━━━ EXERCISE INPUTS ━━━

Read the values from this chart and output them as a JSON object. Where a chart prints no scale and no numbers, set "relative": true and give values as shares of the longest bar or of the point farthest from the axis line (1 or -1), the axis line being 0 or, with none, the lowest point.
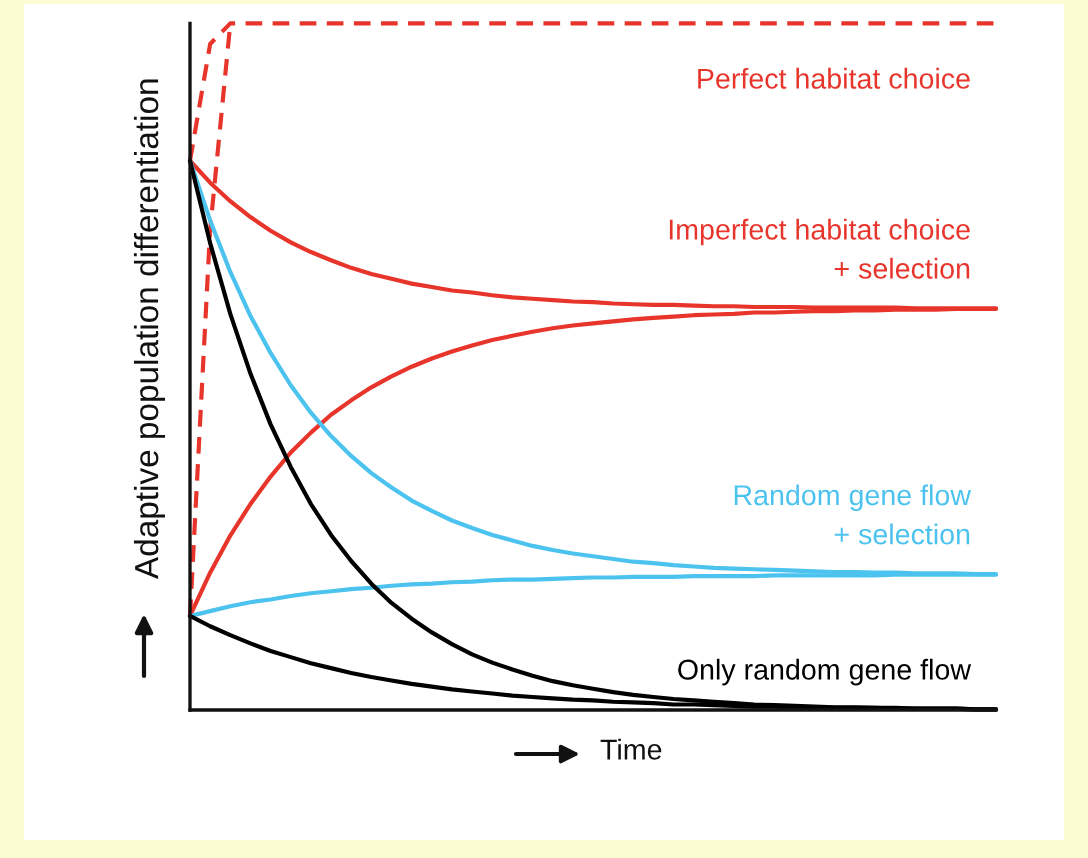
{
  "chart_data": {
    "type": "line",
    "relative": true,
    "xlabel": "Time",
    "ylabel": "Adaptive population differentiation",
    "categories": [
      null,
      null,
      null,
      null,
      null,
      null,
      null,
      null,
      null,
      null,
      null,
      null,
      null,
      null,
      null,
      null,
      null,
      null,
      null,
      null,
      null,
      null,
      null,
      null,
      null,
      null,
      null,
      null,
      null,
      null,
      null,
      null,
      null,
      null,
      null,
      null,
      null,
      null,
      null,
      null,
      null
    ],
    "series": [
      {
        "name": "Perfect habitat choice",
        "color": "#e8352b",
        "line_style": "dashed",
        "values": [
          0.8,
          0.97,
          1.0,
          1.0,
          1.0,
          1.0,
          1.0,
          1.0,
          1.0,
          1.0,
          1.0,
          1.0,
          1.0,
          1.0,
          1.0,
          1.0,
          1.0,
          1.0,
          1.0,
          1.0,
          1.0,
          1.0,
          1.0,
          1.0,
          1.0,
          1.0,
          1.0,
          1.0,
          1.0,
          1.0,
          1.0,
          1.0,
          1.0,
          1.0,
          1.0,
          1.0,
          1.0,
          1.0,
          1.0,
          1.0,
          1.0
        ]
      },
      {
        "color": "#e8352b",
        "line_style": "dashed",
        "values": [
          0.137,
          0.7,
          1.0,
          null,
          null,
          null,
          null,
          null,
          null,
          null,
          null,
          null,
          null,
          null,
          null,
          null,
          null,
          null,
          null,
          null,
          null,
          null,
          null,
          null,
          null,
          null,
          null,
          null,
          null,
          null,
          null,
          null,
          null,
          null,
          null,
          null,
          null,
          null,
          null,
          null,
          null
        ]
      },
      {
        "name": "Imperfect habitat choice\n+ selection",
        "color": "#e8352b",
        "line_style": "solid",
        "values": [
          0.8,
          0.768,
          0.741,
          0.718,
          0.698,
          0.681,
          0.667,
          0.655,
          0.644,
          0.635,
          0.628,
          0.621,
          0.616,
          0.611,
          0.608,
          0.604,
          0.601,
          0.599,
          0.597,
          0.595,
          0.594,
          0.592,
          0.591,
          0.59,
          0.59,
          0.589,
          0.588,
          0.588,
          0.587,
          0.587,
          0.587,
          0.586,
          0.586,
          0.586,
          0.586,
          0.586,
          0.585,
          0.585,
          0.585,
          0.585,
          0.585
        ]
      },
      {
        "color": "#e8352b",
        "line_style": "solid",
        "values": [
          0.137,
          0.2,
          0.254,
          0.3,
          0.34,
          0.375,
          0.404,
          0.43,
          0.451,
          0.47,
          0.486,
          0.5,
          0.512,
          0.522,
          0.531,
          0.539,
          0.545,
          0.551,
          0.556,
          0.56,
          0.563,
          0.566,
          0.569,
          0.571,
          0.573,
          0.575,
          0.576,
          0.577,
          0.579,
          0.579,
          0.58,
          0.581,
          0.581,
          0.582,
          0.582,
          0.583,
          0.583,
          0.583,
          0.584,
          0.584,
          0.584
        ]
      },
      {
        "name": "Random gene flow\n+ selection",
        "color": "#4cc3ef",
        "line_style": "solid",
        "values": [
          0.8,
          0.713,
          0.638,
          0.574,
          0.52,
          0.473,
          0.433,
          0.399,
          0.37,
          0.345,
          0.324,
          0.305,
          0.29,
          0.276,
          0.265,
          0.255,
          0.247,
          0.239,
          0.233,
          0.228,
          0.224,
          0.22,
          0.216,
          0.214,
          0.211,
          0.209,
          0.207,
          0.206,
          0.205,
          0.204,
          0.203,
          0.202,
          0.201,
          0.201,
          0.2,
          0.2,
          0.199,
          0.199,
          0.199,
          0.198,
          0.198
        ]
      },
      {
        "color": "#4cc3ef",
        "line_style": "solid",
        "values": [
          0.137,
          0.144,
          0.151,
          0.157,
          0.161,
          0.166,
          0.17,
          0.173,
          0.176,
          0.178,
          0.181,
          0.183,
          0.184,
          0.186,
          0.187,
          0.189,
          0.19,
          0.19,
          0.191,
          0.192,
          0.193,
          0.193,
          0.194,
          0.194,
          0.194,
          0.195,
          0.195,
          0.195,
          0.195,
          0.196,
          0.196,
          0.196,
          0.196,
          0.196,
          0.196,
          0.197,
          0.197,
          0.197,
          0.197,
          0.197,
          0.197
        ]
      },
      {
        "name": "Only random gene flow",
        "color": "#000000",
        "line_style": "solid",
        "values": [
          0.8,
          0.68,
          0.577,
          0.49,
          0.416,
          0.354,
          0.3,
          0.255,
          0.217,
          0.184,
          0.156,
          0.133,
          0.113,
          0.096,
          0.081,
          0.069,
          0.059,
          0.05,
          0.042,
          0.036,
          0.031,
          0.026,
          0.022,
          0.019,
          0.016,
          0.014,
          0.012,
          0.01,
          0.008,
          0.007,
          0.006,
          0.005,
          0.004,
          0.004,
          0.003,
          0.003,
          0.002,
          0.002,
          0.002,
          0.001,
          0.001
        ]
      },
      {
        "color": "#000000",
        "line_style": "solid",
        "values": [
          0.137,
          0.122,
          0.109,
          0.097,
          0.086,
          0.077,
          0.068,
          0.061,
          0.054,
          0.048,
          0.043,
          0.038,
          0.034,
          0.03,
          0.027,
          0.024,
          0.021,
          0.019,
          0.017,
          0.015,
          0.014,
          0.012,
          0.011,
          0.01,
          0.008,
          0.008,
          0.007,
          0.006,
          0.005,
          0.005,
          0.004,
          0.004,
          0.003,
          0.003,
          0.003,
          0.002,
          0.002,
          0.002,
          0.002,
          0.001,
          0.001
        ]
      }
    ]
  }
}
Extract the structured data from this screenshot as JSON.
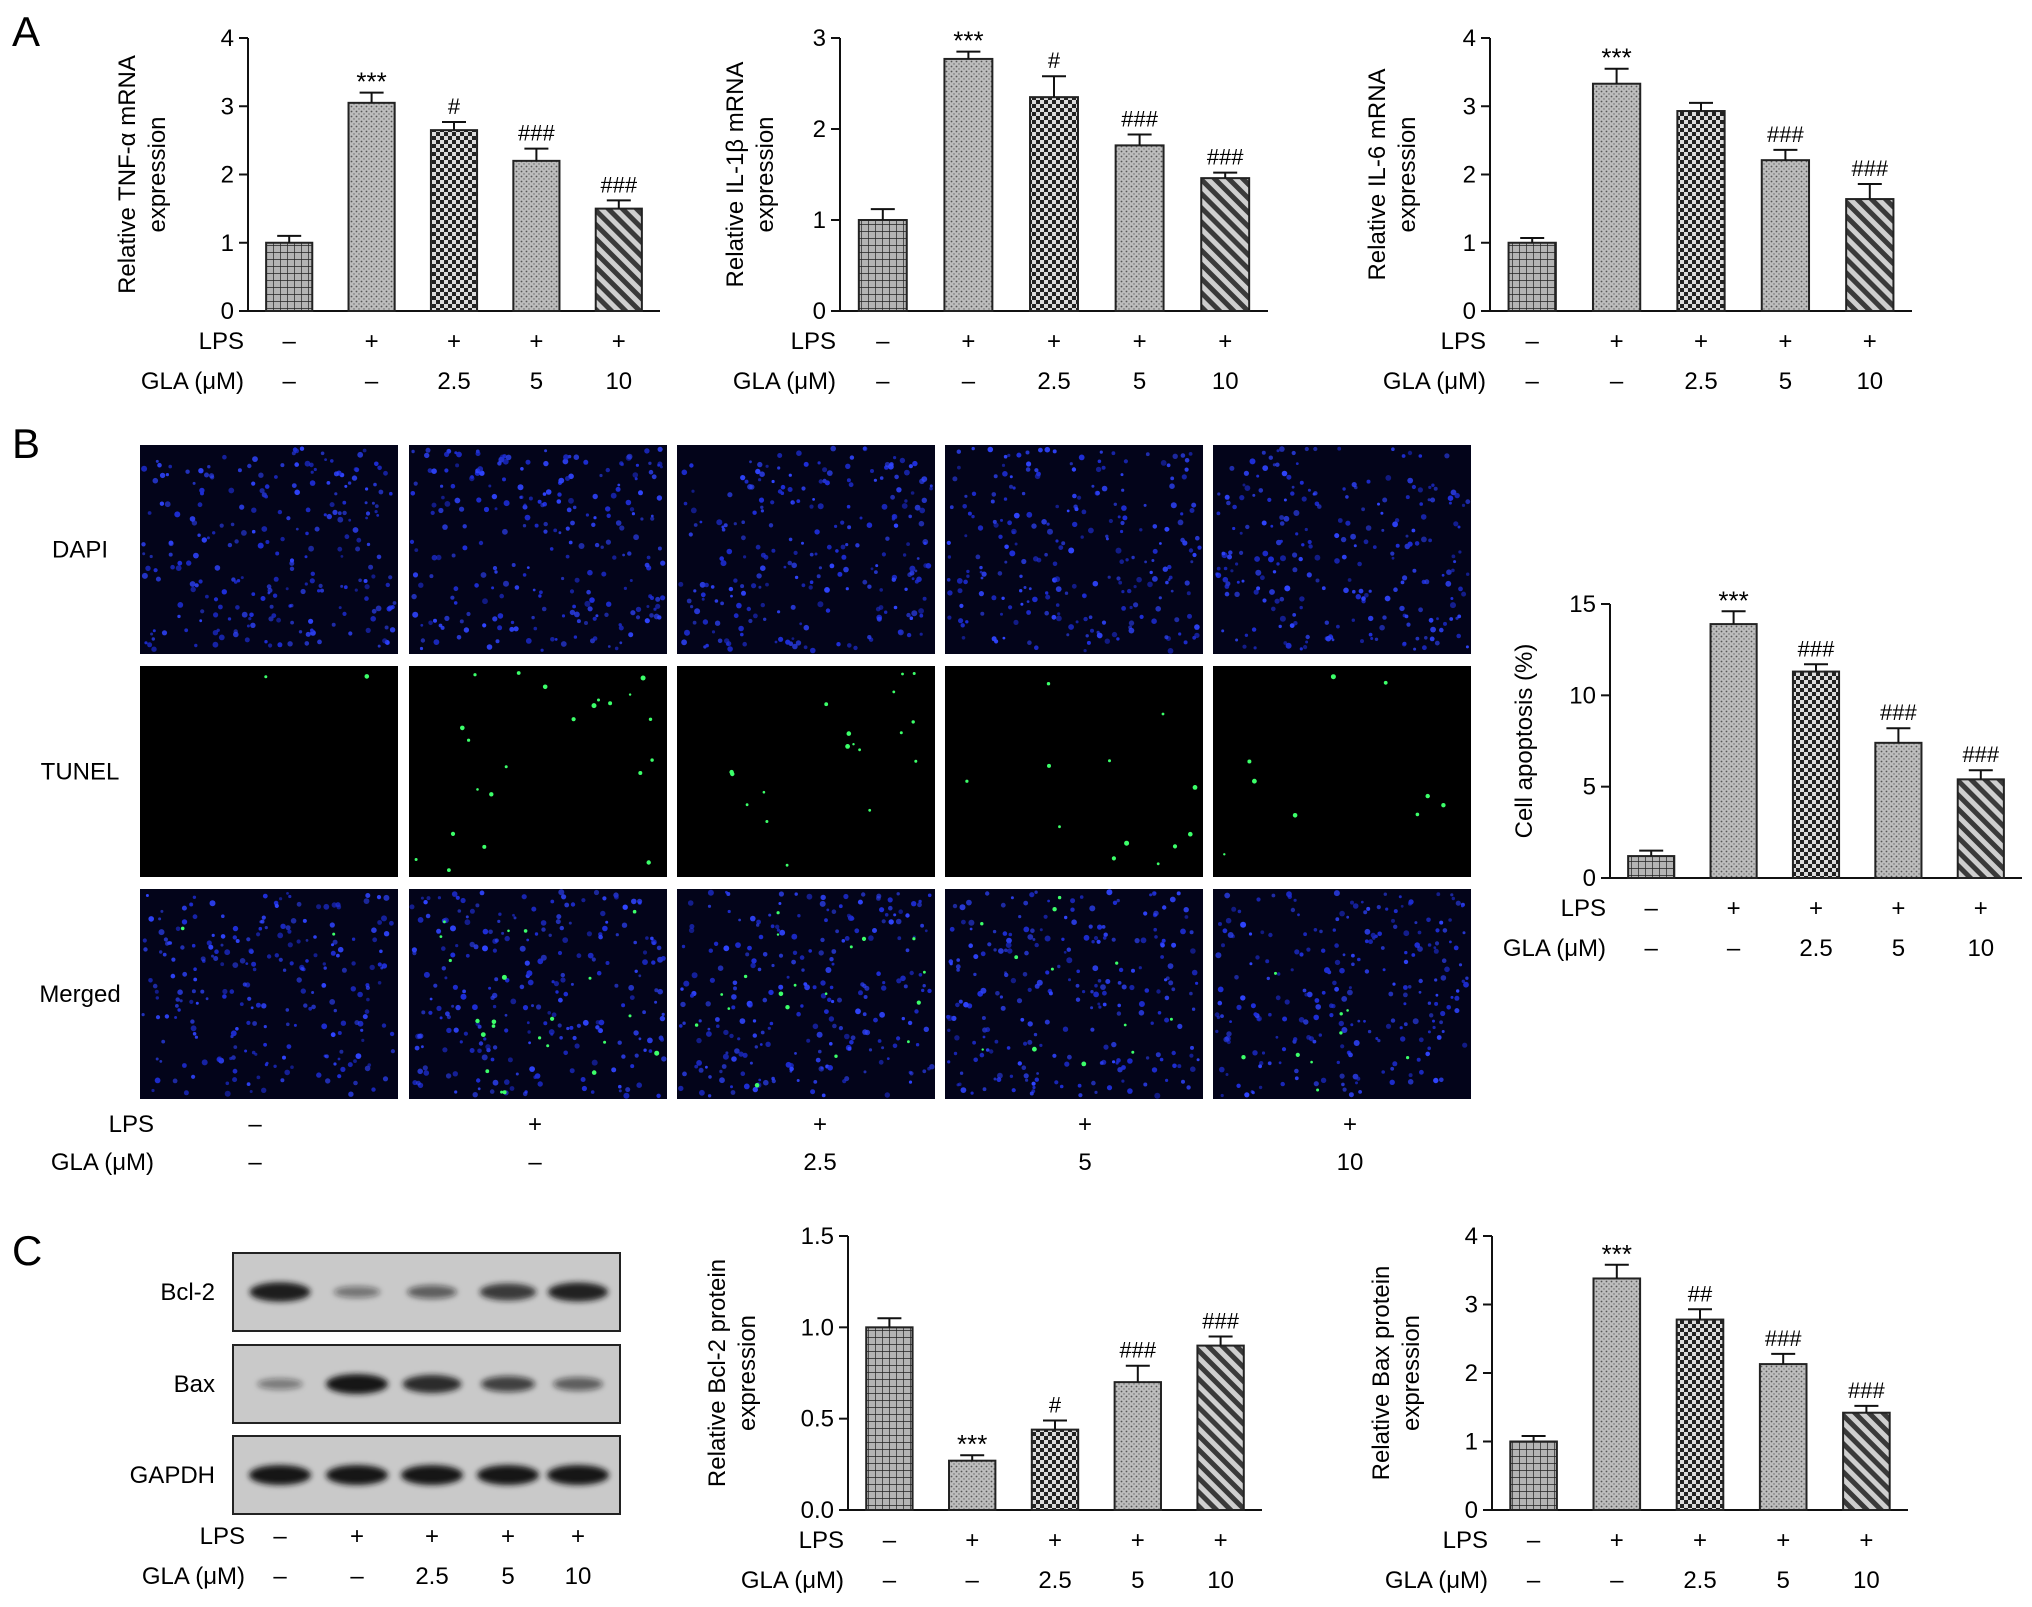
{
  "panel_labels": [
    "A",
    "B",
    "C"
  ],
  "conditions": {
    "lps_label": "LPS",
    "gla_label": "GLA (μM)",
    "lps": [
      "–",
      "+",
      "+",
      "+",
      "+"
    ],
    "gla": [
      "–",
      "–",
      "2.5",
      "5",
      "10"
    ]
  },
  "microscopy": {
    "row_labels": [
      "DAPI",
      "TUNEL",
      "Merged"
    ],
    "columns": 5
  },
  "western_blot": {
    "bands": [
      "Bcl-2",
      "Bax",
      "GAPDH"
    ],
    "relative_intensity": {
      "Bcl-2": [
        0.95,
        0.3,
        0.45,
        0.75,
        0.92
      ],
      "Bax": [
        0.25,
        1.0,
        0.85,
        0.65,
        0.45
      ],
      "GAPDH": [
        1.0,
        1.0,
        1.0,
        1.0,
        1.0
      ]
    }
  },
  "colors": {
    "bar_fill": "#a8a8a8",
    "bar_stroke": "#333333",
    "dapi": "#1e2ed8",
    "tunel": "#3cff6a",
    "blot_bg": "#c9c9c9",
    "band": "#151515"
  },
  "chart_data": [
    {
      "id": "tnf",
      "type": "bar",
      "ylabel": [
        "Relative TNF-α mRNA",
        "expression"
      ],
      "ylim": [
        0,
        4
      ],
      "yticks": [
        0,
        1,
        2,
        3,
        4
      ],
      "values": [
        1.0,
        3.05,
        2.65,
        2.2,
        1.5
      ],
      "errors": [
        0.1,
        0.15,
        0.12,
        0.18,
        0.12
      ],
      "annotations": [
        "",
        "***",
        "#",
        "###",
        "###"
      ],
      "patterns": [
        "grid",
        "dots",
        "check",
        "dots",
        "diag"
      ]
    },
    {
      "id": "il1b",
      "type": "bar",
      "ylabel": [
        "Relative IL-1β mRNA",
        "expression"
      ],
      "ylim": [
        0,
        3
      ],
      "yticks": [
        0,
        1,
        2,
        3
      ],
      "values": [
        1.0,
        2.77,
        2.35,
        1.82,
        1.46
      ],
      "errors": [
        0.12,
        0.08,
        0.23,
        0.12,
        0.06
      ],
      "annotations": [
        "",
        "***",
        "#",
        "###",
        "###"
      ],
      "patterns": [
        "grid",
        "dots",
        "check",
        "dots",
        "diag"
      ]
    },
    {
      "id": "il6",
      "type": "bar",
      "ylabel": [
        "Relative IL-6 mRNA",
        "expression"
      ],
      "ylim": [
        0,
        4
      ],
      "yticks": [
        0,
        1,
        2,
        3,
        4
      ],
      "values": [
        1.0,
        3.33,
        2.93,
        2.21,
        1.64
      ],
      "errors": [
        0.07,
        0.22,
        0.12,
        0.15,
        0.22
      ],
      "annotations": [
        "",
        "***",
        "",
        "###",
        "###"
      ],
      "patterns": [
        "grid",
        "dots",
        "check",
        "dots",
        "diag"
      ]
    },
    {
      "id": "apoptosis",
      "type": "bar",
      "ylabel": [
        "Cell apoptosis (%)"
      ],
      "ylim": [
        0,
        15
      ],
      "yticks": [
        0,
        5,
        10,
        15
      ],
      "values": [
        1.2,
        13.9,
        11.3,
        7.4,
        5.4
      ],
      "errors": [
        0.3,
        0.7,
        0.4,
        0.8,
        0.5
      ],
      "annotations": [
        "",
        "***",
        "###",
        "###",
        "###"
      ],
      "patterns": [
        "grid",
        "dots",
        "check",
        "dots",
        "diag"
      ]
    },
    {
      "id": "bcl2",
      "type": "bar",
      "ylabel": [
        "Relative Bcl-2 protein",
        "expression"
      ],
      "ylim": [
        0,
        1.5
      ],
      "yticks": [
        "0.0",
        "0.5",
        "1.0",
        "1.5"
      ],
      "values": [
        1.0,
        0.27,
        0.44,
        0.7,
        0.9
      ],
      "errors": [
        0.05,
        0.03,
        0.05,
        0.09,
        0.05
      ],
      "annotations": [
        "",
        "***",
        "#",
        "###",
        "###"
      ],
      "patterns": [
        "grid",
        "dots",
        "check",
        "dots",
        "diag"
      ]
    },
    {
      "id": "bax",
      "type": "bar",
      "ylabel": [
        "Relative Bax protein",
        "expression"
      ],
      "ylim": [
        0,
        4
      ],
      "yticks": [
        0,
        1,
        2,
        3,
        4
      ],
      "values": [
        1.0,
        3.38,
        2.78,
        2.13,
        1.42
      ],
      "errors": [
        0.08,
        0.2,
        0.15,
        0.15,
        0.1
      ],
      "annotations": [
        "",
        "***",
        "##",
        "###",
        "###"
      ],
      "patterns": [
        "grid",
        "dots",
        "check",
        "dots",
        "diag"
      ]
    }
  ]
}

━━━

▶ _WORK ORDER_
Nothing but a number is needed: the count of lines above that contain "mRNA".

▶ _TASK ANSWER_
3